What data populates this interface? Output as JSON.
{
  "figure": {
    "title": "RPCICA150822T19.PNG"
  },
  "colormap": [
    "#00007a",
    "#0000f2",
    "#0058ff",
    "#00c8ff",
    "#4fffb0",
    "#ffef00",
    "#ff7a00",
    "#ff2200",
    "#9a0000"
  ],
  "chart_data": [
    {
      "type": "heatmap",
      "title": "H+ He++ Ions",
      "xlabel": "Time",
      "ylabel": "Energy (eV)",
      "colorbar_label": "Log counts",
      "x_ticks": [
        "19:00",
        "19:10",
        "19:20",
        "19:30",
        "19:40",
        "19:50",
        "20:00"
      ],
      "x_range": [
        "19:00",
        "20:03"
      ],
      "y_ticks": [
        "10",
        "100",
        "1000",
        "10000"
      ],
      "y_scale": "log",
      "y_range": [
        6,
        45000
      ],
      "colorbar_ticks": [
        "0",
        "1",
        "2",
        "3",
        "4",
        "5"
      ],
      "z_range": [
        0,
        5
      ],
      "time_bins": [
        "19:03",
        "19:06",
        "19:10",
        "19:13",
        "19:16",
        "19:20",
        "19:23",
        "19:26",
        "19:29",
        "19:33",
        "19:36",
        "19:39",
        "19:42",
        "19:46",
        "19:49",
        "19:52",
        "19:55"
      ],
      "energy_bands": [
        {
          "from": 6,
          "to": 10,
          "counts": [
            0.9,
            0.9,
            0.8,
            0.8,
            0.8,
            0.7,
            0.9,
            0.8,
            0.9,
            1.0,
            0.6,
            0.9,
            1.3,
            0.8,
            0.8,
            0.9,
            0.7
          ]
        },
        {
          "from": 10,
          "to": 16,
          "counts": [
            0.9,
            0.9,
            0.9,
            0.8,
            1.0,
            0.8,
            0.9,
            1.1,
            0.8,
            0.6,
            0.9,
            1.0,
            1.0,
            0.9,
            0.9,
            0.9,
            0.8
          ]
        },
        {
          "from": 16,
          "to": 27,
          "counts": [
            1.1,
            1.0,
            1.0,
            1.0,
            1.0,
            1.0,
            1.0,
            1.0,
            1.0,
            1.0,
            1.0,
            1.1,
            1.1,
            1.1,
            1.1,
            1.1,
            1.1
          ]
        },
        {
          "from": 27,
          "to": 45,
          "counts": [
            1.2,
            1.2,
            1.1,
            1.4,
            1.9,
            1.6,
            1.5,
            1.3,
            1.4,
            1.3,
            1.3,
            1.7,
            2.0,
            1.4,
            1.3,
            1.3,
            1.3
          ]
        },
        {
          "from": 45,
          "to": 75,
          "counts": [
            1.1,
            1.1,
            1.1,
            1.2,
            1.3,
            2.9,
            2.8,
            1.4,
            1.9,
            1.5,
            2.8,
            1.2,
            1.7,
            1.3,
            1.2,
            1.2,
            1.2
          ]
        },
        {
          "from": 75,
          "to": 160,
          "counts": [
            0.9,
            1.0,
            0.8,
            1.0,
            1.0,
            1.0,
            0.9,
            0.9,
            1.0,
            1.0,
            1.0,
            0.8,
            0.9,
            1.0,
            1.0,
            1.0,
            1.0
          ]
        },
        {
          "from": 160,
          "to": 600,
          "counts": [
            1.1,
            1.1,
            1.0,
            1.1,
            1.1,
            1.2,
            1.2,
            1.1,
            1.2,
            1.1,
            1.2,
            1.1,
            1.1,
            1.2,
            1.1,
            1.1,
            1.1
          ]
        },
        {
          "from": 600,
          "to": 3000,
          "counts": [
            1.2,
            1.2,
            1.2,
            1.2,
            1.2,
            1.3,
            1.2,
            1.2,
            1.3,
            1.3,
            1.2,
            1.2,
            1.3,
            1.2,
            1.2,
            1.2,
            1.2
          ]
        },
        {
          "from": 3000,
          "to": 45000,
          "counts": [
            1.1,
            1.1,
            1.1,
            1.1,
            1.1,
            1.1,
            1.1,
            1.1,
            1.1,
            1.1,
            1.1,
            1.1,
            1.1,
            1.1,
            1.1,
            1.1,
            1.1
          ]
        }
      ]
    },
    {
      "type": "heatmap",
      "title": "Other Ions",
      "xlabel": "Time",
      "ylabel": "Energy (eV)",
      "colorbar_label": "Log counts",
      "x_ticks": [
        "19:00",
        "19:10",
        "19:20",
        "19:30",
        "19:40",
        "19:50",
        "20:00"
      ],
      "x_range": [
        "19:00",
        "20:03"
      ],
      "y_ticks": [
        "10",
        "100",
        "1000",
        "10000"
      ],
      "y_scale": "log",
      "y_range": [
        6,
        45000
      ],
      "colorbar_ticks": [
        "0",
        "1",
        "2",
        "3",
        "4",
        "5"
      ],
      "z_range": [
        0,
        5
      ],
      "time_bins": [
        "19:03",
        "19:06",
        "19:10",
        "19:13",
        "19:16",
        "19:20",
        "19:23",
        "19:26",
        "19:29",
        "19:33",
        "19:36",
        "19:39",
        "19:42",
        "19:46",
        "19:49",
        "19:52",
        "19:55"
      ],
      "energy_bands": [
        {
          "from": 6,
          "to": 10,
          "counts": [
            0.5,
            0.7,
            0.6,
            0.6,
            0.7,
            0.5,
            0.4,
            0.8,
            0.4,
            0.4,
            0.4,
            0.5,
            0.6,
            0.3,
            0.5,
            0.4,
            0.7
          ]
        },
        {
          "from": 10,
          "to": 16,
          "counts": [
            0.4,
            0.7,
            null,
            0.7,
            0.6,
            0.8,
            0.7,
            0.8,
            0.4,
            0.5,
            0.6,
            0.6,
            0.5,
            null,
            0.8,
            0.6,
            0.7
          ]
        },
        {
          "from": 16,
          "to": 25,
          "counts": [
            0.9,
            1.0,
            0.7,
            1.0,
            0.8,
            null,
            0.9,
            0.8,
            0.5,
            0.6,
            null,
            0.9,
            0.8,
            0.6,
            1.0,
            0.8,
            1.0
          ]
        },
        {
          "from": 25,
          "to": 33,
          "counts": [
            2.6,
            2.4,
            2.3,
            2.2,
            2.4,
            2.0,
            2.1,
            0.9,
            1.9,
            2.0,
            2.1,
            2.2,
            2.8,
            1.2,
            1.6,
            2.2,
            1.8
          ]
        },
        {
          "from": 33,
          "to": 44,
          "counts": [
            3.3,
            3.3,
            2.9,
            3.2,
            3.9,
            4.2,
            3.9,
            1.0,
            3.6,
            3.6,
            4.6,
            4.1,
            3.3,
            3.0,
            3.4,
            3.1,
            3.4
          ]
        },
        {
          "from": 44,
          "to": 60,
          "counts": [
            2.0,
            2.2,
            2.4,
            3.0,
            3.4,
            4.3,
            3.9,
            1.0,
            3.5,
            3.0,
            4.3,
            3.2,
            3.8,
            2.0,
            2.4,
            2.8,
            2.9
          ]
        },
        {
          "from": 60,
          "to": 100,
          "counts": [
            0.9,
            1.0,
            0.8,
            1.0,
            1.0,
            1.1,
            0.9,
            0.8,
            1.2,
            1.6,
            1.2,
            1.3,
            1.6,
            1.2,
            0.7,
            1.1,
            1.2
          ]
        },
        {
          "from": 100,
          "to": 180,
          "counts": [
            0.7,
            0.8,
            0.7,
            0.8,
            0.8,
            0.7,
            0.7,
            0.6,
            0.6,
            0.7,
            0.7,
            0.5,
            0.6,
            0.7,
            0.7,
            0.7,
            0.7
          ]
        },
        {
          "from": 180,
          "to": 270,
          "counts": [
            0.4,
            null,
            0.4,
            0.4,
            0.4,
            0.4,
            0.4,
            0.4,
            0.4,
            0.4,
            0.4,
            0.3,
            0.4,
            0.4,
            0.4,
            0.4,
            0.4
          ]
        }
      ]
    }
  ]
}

# # #

* _Required work_
Retype the records that precede this task, keeping them exactly the same.

* _Written solution_
What data populates this interface? Output as JSON.
{
  "figure": {
    "title": "RPCICA150822T19.PNG"
  },
  "colormap": [
    "#00007a",
    "#0000f2",
    "#0058ff",
    "#00c8ff",
    "#4fffb0",
    "#ffef00",
    "#ff7a00",
    "#ff2200",
    "#9a0000"
  ],
  "chart_data": [
    {
      "type": "heatmap",
      "title": "H+ He++ Ions",
      "xlabel": "Time",
      "ylabel": "Energy (eV)",
      "colorbar_label": "Log counts",
      "x_ticks": [
        "19:00",
        "19:10",
        "19:20",
        "19:30",
        "19:40",
        "19:50",
        "20:00"
      ],
      "x_range": [
        "19:00",
        "20:03"
      ],
      "y_ticks": [
        "10",
        "100",
        "1000",
        "10000"
      ],
      "y_scale": "log",
      "y_range": [
        6,
        45000
      ],
      "colorbar_ticks": [
        "0",
        "1",
        "2",
        "3",
        "4",
        "5"
      ],
      "z_range": [
        0,
        5
      ],
      "time_bins": [
        "19:03",
        "19:06",
        "19:10",
        "19:13",
        "19:16",
        "19:20",
        "19:23",
        "19:26",
        "19:29",
        "19:33",
        "19:36",
        "19:39",
        "19:42",
        "19:46",
        "19:49",
        "19:52",
        "19:55"
      ],
      "energy_bands": [
        {
          "from": 6,
          "to": 10,
          "counts": [
            0.9,
            0.9,
            0.8,
            0.8,
            0.8,
            0.7,
            0.9,
            0.8,
            0.9,
            1.0,
            0.6,
            0.9,
            1.3,
            0.8,
            0.8,
            0.9,
            0.7
          ]
        },
        {
          "from": 10,
          "to": 16,
          "counts": [
            0.9,
            0.9,
            0.9,
            0.8,
            1.0,
            0.8,
            0.9,
            1.1,
            0.8,
            0.6,
            0.9,
            1.0,
            1.0,
            0.9,
            0.9,
            0.9,
            0.8
          ]
        },
        {
          "from": 16,
          "to": 27,
          "counts": [
            1.1,
            1.0,
            1.0,
            1.0,
            1.0,
            1.0,
            1.0,
            1.0,
            1.0,
            1.0,
            1.0,
            1.1,
            1.1,
            1.1,
            1.1,
            1.1,
            1.1
          ]
        },
        {
          "from": 27,
          "to": 45,
          "counts": [
            1.2,
            1.2,
            1.1,
            1.4,
            1.9,
            1.6,
            1.5,
            1.3,
            1.4,
            1.3,
            1.3,
            1.7,
            2.0,
            1.4,
            1.3,
            1.3,
            1.3
          ]
        },
        {
          "from": 45,
          "to": 75,
          "counts": [
            1.1,
            1.1,
            1.1,
            1.2,
            1.3,
            2.9,
            2.8,
            1.4,
            1.9,
            1.5,
            2.8,
            1.2,
            1.7,
            1.3,
            1.2,
            1.2,
            1.2
          ]
        },
        {
          "from": 75,
          "to": 160,
          "counts": [
            0.9,
            1.0,
            0.8,
            1.0,
            1.0,
            1.0,
            0.9,
            0.9,
            1.0,
            1.0,
            1.0,
            0.8,
            0.9,
            1.0,
            1.0,
            1.0,
            1.0
          ]
        },
        {
          "from": 160,
          "to": 600,
          "counts": [
            1.1,
            1.1,
            1.0,
            1.1,
            1.1,
            1.2,
            1.2,
            1.1,
            1.2,
            1.1,
            1.2,
            1.1,
            1.1,
            1.2,
            1.1,
            1.1,
            1.1
          ]
        },
        {
          "from": 600,
          "to": 3000,
          "counts": [
            1.2,
            1.2,
            1.2,
            1.2,
            1.2,
            1.3,
            1.2,
            1.2,
            1.3,
            1.3,
            1.2,
            1.2,
            1.3,
            1.2,
            1.2,
            1.2,
            1.2
          ]
        },
        {
          "from": 3000,
          "to": 45000,
          "counts": [
            1.1,
            1.1,
            1.1,
            1.1,
            1.1,
            1.1,
            1.1,
            1.1,
            1.1,
            1.1,
            1.1,
            1.1,
            1.1,
            1.1,
            1.1,
            1.1,
            1.1
          ]
        }
      ]
    },
    {
      "type": "heatmap",
      "title": "Other Ions",
      "xlabel": "Time",
      "ylabel": "Energy (eV)",
      "colorbar_label": "Log counts",
      "x_ticks": [
        "19:00",
        "19:10",
        "19:20",
        "19:30",
        "19:40",
        "19:50",
        "20:00"
      ],
      "x_range": [
        "19:00",
        "20:03"
      ],
      "y_ticks": [
        "10",
        "100",
        "1000",
        "10000"
      ],
      "y_scale": "log",
      "y_range": [
        6,
        45000
      ],
      "colorbar_ticks": [
        "0",
        "1",
        "2",
        "3",
        "4",
        "5"
      ],
      "z_range": [
        0,
        5
      ],
      "time_bins": [
        "19:03",
        "19:06",
        "19:10",
        "19:13",
        "19:16",
        "19:20",
        "19:23",
        "19:26",
        "19:29",
        "19:33",
        "19:36",
        "19:39",
        "19:42",
        "19:46",
        "19:49",
        "19:52",
        "19:55"
      ],
      "energy_bands": [
        {
          "from": 6,
          "to": 10,
          "counts": [
            0.5,
            0.7,
            0.6,
            0.6,
            0.7,
            0.5,
            0.4,
            0.8,
            0.4,
            0.4,
            0.4,
            0.5,
            0.6,
            0.3,
            0.5,
            0.4,
            0.7
          ]
        },
        {
          "from": 10,
          "to": 16,
          "counts": [
            0.4,
            0.7,
            null,
            0.7,
            0.6,
            0.8,
            0.7,
            0.8,
            0.4,
            0.5,
            0.6,
            0.6,
            0.5,
            null,
            0.8,
            0.6,
            0.7
          ]
        },
        {
          "from": 16,
          "to": 25,
          "counts": [
            0.9,
            1.0,
            0.7,
            1.0,
            0.8,
            null,
            0.9,
            0.8,
            0.5,
            0.6,
            null,
            0.9,
            0.8,
            0.6,
            1.0,
            0.8,
            1.0
          ]
        },
        {
          "from": 25,
          "to": 33,
          "counts": [
            2.6,
            2.4,
            2.3,
            2.2,
            2.4,
            2.0,
            2.1,
            0.9,
            1.9,
            2.0,
            2.1,
            2.2,
            2.8,
            1.2,
            1.6,
            2.2,
            1.8
          ]
        },
        {
          "from": 33,
          "to": 44,
          "counts": [
            3.3,
            3.3,
            2.9,
            3.2,
            3.9,
            4.2,
            3.9,
            1.0,
            3.6,
            3.6,
            4.6,
            4.1,
            3.3,
            3.0,
            3.4,
            3.1,
            3.4
          ]
        },
        {
          "from": 44,
          "to": 60,
          "counts": [
            2.0,
            2.2,
            2.4,
            3.0,
            3.4,
            4.3,
            3.9,
            1.0,
            3.5,
            3.0,
            4.3,
            3.2,
            3.8,
            2.0,
            2.4,
            2.8,
            2.9
          ]
        },
        {
          "from": 60,
          "to": 100,
          "counts": [
            0.9,
            1.0,
            0.8,
            1.0,
            1.0,
            1.1,
            0.9,
            0.8,
            1.2,
            1.6,
            1.2,
            1.3,
            1.6,
            1.2,
            0.7,
            1.1,
            1.2
          ]
        },
        {
          "from": 100,
          "to": 180,
          "counts": [
            0.7,
            0.8,
            0.7,
            0.8,
            0.8,
            0.7,
            0.7,
            0.6,
            0.6,
            0.7,
            0.7,
            0.5,
            0.6,
            0.7,
            0.7,
            0.7,
            0.7
          ]
        },
        {
          "from": 180,
          "to": 270,
          "counts": [
            0.4,
            null,
            0.4,
            0.4,
            0.4,
            0.4,
            0.4,
            0.4,
            0.4,
            0.4,
            0.4,
            0.3,
            0.4,
            0.4,
            0.4,
            0.4,
            0.4
          ]
        }
      ]
    }
  ]
}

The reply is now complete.